Given problem: Below are some records; repeat them all exactly, minus the pictures.

:: Records for this exercise

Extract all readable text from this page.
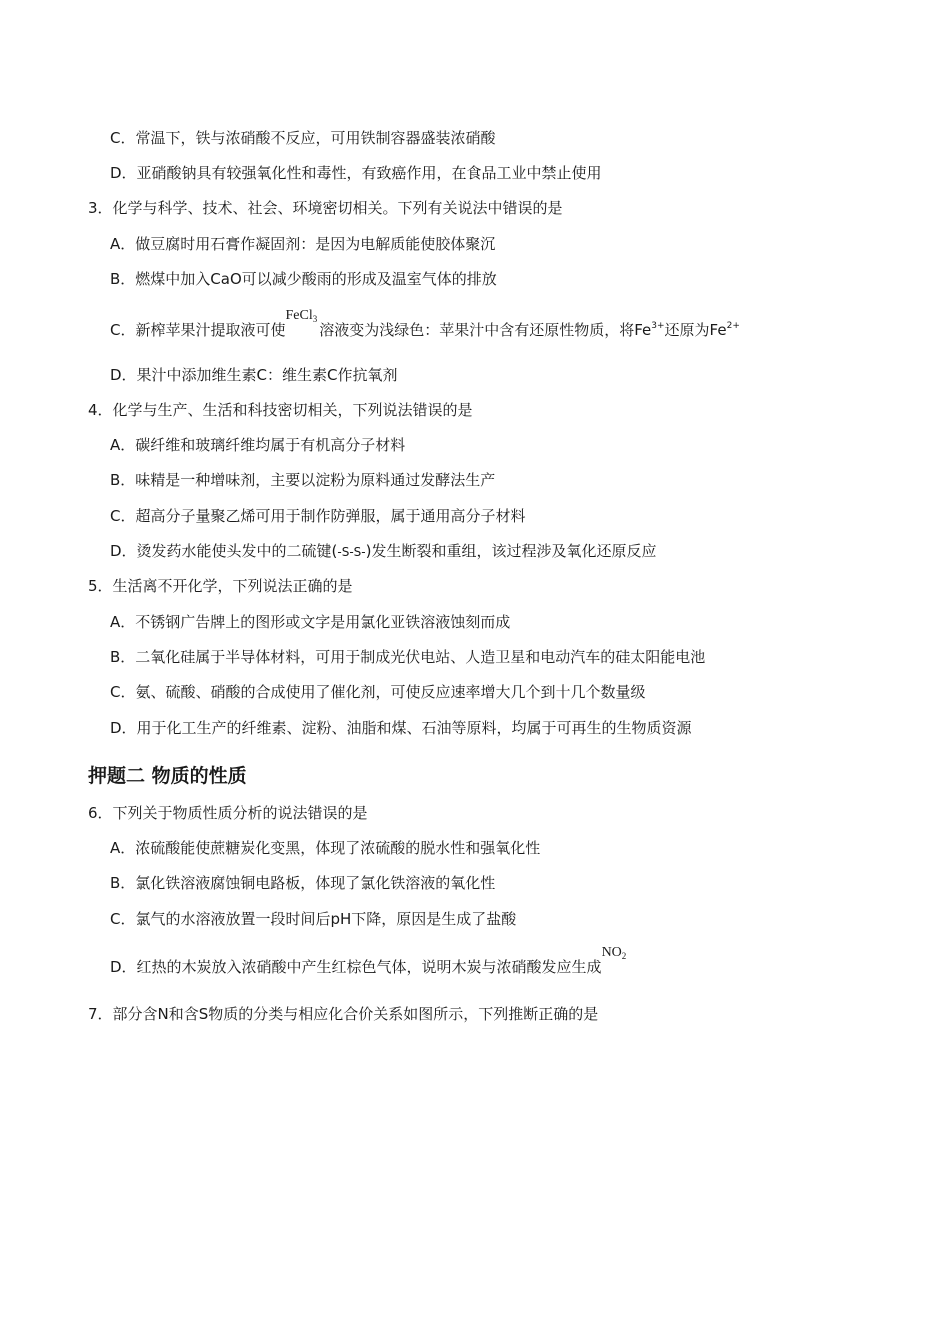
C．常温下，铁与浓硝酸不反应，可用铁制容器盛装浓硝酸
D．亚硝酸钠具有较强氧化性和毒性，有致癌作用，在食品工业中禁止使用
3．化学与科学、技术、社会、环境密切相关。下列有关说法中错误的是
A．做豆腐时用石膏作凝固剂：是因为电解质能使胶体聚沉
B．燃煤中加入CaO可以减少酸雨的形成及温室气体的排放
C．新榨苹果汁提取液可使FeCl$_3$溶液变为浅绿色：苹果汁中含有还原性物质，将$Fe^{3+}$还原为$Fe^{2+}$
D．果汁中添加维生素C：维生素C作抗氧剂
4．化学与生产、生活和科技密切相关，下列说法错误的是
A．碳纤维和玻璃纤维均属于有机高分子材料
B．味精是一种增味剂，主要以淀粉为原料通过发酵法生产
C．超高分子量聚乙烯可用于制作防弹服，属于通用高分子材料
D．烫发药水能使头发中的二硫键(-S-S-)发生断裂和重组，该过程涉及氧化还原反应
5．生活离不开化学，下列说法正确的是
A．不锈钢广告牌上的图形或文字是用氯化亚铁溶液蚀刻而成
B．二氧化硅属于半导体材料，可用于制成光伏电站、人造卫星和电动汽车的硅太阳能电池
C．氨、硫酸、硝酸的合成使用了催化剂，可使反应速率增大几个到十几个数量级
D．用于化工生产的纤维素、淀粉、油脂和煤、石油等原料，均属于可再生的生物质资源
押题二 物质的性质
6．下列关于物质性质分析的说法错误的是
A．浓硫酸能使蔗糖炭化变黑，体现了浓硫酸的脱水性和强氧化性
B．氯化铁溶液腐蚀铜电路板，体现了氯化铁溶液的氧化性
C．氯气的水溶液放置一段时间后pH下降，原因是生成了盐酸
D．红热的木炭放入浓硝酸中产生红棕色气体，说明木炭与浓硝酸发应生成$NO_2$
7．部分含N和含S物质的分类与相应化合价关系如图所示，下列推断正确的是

::::

Answer to this exercise:
Extract all readable text from this page.
C．常温下，铁与浓硝酸不反应，可用铁制容器盛装浓硝酸
D．亚硝酸钠具有较强氧化性和毒性，有致癌作用，在食品工业中禁止使用
3．化学与科学、技术、社会、环境密切相关。下列有关说法中错误的是
A．做豆腐时用石膏作凝固剂：是因为电解质能使胶体聚沉
B．燃煤中加入CaO可以减少酸雨的形成及温室气体的排放
C．新榨苹果汁提取液可使FeCl$_3$溶液变为浅绿色：苹果汁中含有还原性物质，将$Fe^{3+}$还原为$Fe^{2+}$
D．果汁中添加维生素C：维生素C作抗氧剂
4．化学与生产、生活和科技密切相关，下列说法错误的是
A．碳纤维和玻璃纤维均属于有机高分子材料
B．味精是一种增味剂，主要以淀粉为原料通过发酵法生产
C．超高分子量聚乙烯可用于制作防弹服，属于通用高分子材料
D．烫发药水能使头发中的二硫键(-S-S-)发生断裂和重组，该过程涉及氧化还原反应
5．生活离不开化学，下列说法正确的是
A．不锈钢广告牌上的图形或文字是用氯化亚铁溶液蚀刻而成
B．二氧化硅属于半导体材料，可用于制成光伏电站、人造卫星和电动汽车的硅太阳能电池
C．氨、硫酸、硝酸的合成使用了催化剂，可使反应速率增大几个到十几个数量级
D．用于化工生产的纤维素、淀粉、油脂和煤、石油等原料，均属于可再生的生物质资源
押题二 物质的性质
6．下列关于物质性质分析的说法错误的是
A．浓硫酸能使蔗糖炭化变黑，体现了浓硫酸的脱水性和强氧化性
B．氯化铁溶液腐蚀铜电路板，体现了氯化铁溶液的氧化性
C．氯气的水溶液放置一段时间后pH下降，原因是生成了盐酸
D．红热的木炭放入浓硝酸中产生红棕色气体，说明木炭与浓硝酸发应生成$NO_2$
7．部分含N和含S物质的分类与相应化合价关系如图所示，下列推断正确的是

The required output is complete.